**Instructions for the task**
From the data below, extract the lines running from the line containing "point-marker xyxy=(78,324,85,331)" up to and including the line containing "piece-black-車[interactable]: 車 xyxy=(223,306,270,353)", and copy them without any change.

Visual layout records
/---

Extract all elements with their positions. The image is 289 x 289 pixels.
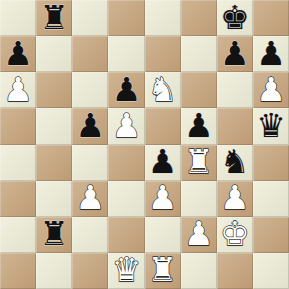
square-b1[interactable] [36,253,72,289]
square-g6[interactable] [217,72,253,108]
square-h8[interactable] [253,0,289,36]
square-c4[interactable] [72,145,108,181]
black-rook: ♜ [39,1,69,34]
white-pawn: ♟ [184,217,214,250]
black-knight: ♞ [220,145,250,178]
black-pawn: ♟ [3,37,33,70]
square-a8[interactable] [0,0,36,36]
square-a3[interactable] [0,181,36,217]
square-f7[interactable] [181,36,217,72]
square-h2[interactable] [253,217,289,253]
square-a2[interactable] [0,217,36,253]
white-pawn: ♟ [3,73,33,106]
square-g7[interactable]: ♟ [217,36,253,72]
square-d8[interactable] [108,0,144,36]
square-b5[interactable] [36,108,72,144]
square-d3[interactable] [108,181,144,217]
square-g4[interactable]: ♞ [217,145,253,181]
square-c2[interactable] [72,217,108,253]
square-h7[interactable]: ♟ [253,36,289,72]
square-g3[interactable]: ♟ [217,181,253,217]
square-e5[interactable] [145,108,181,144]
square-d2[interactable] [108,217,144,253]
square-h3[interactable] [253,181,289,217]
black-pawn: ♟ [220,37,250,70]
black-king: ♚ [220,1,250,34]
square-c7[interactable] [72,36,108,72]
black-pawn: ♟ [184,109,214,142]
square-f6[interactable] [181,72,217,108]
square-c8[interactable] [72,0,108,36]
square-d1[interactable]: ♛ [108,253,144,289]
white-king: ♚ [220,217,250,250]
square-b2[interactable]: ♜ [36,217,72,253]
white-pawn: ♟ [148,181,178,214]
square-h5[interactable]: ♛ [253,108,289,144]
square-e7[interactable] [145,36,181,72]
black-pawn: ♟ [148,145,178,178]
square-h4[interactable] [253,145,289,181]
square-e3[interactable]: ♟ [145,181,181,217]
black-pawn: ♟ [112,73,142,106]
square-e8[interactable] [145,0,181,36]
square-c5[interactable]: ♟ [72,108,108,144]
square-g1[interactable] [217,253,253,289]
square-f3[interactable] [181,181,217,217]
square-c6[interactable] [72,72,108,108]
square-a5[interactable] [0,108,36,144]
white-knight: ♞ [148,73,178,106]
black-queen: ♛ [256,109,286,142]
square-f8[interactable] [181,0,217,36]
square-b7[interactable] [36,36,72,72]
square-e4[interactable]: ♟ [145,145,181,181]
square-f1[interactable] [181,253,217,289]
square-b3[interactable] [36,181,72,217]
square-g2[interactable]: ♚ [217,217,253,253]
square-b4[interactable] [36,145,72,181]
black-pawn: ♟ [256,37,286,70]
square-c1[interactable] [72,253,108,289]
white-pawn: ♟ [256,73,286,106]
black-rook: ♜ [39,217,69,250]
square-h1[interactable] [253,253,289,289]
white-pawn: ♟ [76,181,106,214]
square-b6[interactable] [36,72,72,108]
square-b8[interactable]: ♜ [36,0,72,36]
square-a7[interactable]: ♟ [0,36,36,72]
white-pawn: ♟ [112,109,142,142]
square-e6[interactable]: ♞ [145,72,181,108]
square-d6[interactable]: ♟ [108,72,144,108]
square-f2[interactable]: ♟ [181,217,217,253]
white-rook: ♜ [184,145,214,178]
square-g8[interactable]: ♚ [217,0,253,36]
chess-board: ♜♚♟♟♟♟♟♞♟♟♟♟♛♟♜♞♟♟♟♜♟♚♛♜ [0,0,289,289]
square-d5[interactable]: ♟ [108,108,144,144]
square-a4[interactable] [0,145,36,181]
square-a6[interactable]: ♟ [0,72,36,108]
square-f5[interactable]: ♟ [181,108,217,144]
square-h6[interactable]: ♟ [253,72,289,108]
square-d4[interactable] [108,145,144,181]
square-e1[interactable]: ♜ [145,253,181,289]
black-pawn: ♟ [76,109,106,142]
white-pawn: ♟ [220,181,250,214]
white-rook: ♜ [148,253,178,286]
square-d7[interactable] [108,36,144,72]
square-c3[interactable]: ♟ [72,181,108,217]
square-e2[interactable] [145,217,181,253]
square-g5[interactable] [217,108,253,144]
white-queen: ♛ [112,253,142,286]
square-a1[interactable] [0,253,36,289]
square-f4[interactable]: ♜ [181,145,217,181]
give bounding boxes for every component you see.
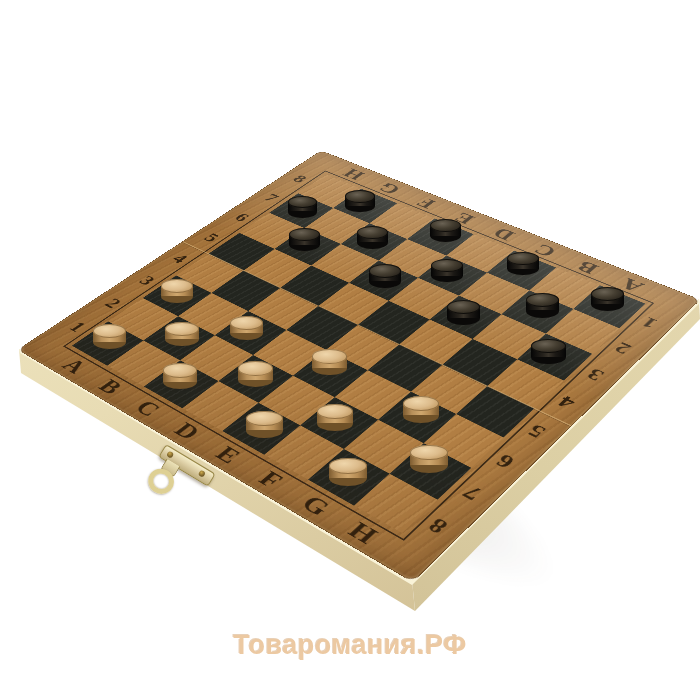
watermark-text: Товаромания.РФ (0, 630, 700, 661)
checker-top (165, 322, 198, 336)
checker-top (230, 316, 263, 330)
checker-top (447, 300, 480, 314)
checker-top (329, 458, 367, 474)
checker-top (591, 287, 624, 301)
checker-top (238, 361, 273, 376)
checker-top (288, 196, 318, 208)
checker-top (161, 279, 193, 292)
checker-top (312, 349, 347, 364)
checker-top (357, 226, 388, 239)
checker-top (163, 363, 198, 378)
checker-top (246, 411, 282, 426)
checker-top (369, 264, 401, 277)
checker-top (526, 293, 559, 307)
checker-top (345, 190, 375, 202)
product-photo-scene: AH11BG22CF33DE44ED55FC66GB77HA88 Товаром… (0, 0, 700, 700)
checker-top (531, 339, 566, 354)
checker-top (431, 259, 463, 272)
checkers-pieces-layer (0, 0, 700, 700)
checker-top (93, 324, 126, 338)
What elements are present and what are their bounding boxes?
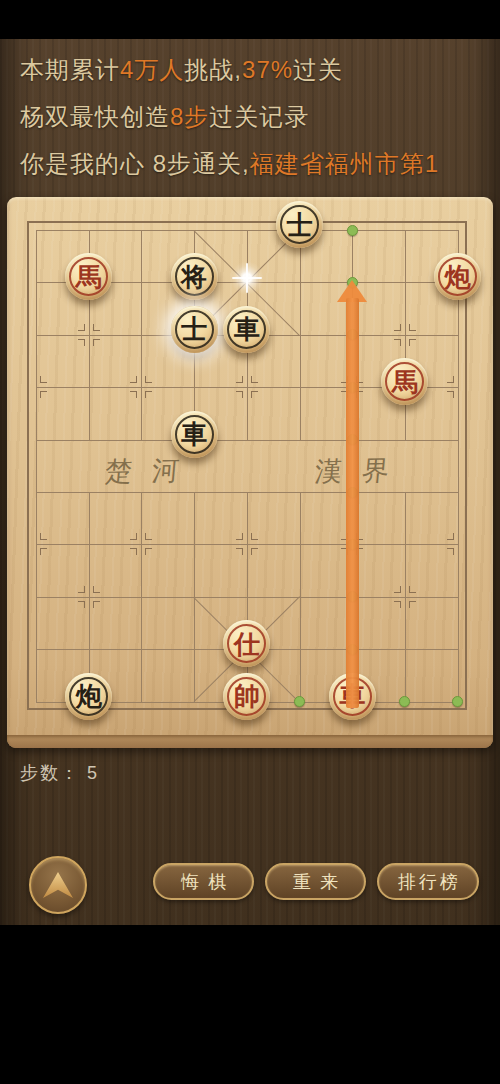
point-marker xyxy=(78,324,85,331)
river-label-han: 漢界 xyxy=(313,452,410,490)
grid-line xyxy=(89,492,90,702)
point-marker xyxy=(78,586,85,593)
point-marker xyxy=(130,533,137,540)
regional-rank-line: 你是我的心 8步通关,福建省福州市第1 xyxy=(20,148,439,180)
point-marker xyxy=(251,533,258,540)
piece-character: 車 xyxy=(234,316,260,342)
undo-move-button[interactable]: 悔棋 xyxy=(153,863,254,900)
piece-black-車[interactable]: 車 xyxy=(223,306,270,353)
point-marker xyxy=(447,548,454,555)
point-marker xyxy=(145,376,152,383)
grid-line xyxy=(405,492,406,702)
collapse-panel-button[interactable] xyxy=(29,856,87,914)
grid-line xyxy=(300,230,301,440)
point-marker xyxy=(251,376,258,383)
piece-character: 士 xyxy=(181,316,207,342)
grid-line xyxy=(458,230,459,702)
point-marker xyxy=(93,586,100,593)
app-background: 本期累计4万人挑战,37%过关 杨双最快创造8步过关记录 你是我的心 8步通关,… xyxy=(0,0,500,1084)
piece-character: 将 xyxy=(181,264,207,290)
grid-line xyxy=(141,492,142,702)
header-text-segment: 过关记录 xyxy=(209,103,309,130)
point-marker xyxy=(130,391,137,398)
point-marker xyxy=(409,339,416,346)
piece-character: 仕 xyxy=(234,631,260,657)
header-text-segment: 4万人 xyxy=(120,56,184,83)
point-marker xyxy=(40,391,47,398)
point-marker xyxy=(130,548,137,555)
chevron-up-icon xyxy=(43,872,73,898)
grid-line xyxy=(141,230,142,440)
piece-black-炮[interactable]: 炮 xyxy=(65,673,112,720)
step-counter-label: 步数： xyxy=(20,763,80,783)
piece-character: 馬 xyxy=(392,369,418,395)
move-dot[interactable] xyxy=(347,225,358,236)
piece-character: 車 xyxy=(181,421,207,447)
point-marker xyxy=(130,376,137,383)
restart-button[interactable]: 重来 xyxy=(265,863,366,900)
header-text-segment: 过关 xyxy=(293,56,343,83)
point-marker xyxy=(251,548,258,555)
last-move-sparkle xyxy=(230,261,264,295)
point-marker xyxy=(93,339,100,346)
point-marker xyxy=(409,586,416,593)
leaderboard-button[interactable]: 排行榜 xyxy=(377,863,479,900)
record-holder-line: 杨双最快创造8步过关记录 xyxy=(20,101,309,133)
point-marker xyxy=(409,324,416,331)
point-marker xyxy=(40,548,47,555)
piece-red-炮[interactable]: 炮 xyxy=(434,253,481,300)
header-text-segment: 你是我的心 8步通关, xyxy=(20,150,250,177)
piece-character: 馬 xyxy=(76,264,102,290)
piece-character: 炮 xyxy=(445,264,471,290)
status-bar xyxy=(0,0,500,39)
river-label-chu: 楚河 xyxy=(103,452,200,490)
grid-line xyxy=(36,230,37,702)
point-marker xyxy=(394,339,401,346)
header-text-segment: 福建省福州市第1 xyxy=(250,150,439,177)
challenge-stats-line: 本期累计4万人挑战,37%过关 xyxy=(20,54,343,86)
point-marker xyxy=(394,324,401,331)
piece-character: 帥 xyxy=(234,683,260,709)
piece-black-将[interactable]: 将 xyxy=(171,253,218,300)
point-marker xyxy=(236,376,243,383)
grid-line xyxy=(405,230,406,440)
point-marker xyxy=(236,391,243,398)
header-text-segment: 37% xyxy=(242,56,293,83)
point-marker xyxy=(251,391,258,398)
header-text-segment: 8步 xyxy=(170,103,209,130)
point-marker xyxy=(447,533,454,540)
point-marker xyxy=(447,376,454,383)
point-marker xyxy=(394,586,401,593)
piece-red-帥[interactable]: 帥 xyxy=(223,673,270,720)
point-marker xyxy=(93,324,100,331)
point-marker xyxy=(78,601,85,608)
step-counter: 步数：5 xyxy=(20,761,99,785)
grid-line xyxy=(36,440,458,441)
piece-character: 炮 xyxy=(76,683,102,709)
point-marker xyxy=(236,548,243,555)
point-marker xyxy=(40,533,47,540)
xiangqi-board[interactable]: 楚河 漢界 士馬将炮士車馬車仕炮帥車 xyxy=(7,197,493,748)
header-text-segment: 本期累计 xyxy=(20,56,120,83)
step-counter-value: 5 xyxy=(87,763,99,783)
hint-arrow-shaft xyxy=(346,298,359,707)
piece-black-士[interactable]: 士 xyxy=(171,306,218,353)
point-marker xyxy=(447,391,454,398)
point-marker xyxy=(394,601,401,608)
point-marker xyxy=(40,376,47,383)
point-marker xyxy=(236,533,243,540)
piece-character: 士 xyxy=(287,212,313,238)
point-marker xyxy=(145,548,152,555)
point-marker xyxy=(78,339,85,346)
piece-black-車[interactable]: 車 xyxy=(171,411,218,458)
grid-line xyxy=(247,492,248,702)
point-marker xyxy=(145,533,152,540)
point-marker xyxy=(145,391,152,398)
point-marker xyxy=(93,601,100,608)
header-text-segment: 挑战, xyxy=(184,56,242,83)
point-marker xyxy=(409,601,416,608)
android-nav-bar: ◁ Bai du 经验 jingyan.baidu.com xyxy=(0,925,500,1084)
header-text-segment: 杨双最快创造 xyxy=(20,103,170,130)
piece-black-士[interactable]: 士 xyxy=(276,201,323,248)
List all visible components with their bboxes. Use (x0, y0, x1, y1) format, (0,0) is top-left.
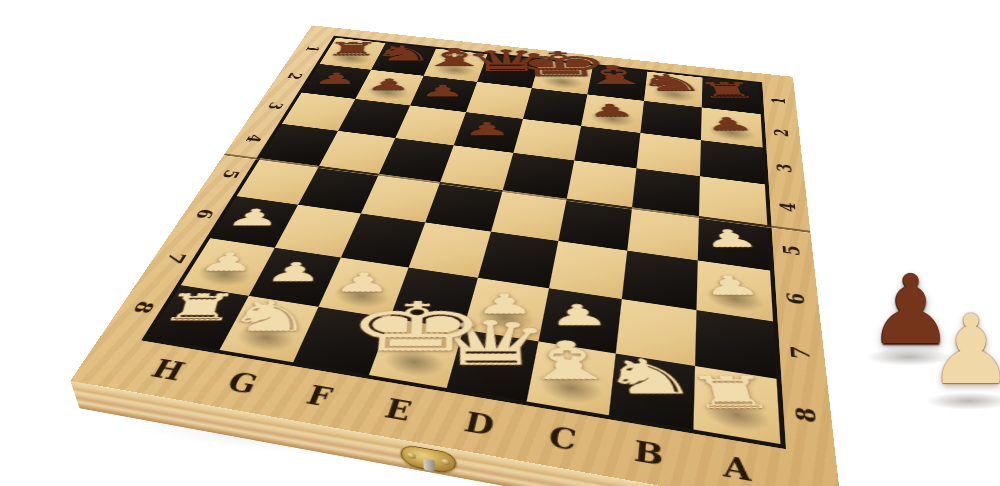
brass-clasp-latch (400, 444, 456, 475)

\---

**Answer in full**
point-marker xyxy=(78,324,85,331)
river-label-han: 漢界 xyxy=(313,452,410,490)
grid-line xyxy=(89,492,90,702)
point-marker xyxy=(78,586,85,593)
point-marker xyxy=(130,533,137,540)
regional-rank-line: 你是我的心 8步通关,福建省福州市第1 xyxy=(20,148,439,180)
point-marker xyxy=(251,533,258,540)
piece-character: 車 xyxy=(234,316,260,342)
undo-move-button[interactable]: 悔棋 xyxy=(153,863,254,900)
piece-black-車[interactable]: 車 xyxy=(223,306,270,353)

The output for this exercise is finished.